* _WHAT YOU WILL DO_
1) Reproduce the weeknotes text between "Weeknotes 310" and "and their needs.", inclusive, keeping every word and punctuation mark unchanged.
2) Rewrite the listing from its first line through the line containing "timeline-month-label: 5月 xyxy=(466,120,478,127)", inclusive, as a JSON list of strings with one string per line, leaving out blank lines.

___ PASSAGE GIVEN ___

Weeknotes 310

Photo of the week:

This week I did:

Risky business

Spent a lot of time thinking about risk this week. Accepting and dealing with risk is really hard because of how uncertain it all is. In some cases taking a worst-case scenario approach is the right thing to do but it can be hard to explain why and share understanding without the quantifiable risk.

How charities see the role of the product manager

I analysed the job descriptions for twenty three product management roles in the charity sector to try to understand how charities think about product management. My conclusion is that product management is regarded mostly as a liaison role between ‘business’ and ‘technology’ with no where near enough expectation that product managers understand users and their needs.

The Great Reset is coming

This week’s irregular ideas suggests that The Great Resignation is one small step in the shifting power relationship between employees and employers, and individuals and organisations. This Great Reset is happening but it does happen to everyone everywhere all at the same time.

___ SUPPLIED DATA ___

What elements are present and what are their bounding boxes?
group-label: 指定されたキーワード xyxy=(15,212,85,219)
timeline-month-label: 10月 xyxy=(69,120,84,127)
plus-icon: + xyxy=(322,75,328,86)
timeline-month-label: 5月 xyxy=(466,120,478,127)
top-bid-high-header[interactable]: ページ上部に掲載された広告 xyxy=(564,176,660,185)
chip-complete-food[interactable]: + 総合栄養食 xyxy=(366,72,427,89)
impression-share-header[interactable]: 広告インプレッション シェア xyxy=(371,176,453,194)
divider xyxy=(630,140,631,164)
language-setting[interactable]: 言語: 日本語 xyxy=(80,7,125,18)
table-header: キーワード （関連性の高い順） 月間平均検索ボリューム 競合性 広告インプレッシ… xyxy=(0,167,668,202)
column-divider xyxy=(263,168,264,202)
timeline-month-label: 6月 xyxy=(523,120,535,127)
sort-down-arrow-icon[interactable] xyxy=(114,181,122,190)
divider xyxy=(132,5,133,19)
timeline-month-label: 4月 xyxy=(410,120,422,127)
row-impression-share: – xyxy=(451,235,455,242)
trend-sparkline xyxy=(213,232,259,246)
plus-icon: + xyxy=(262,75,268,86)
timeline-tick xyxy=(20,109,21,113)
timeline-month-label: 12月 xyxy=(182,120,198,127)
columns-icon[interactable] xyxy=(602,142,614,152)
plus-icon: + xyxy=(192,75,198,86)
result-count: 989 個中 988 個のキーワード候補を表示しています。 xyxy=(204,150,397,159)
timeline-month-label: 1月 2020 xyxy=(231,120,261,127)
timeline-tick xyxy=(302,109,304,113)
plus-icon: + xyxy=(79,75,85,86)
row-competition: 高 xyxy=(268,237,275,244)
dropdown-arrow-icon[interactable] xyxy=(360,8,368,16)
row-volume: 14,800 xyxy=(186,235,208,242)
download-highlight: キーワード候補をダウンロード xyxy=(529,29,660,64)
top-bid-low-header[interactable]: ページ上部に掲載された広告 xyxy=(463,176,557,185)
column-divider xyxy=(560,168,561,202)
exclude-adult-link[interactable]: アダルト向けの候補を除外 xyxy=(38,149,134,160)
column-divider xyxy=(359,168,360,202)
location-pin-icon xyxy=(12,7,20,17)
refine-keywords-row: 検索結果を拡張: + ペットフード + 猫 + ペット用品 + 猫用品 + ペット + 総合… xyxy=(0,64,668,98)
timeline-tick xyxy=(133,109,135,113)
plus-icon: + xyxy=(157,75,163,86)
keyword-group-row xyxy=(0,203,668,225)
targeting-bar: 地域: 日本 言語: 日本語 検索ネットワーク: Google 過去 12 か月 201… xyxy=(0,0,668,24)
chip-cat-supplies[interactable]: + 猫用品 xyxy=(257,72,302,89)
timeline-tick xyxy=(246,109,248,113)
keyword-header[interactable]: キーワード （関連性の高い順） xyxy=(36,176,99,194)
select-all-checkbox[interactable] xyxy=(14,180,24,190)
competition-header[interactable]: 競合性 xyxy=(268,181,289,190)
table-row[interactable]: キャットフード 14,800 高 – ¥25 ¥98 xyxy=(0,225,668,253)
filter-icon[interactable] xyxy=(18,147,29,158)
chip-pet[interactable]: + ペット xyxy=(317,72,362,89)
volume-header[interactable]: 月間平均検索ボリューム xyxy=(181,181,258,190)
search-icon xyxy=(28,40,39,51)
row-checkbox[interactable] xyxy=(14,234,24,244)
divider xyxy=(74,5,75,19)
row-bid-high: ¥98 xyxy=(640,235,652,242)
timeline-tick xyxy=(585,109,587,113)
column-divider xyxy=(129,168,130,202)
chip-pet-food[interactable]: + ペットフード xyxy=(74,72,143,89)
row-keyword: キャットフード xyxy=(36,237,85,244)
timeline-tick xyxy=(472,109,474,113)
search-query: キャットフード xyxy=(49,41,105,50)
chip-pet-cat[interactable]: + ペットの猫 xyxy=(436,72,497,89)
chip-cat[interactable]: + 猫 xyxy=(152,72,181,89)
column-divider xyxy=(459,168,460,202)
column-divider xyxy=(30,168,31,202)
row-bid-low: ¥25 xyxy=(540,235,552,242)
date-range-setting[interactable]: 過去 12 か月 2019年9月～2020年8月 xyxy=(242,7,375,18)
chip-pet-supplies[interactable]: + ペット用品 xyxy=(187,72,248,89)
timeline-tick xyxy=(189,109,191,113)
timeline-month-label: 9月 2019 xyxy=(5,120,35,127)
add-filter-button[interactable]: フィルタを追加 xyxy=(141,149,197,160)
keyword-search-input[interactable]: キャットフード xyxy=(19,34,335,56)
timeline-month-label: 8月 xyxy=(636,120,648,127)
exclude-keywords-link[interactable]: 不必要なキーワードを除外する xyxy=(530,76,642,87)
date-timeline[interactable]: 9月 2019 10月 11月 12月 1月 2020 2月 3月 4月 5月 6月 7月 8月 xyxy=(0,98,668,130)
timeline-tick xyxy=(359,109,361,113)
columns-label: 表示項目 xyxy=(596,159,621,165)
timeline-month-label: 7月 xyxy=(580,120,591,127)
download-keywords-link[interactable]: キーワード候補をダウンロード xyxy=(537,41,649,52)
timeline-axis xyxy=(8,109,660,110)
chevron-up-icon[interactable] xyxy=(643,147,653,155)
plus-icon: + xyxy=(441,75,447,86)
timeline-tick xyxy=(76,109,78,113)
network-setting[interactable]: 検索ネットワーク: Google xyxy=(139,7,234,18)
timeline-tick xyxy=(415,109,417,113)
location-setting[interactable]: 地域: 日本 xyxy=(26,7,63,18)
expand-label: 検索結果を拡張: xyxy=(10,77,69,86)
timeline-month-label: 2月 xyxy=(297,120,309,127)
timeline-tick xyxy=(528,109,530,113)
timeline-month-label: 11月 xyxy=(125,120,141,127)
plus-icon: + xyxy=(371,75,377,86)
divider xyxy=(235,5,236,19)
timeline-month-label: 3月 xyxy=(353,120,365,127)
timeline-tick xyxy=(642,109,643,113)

___

* _FULL ANSWERS_
1)
Weeknotes 310

Photo of the week:

This week I did:

Risky business

Spent a lot of time thinking about risk this week. Accepting and dealing with risk is really hard because of how uncertain it all is. In some cases taking a worst-case scenario approach is the right thing to do but it can be hard to explain why and share understanding without the quantifiable risk.

How charities see the role of the product manager

I analysed the job descriptions for twenty three product management roles in the charity sector to try to understand how charities think about product management. My conclusion is that product management is regarded mostly as a liaison role between ‘business’ and ‘technology’ with no where near enough expectation that product managers understand users and their needs.

2)
[
  "What elements are present and what are their bounding boxes?",
  "group-label: 指定されたキーワード xyxy=(15,212,85,219)",
  "timeline-month-label: 10月 xyxy=(69,120,84,127)",
  "plus-icon: + xyxy=(322,75,328,86)",
  "timeline-month-label: 5月 xyxy=(466,120,478,127)"
]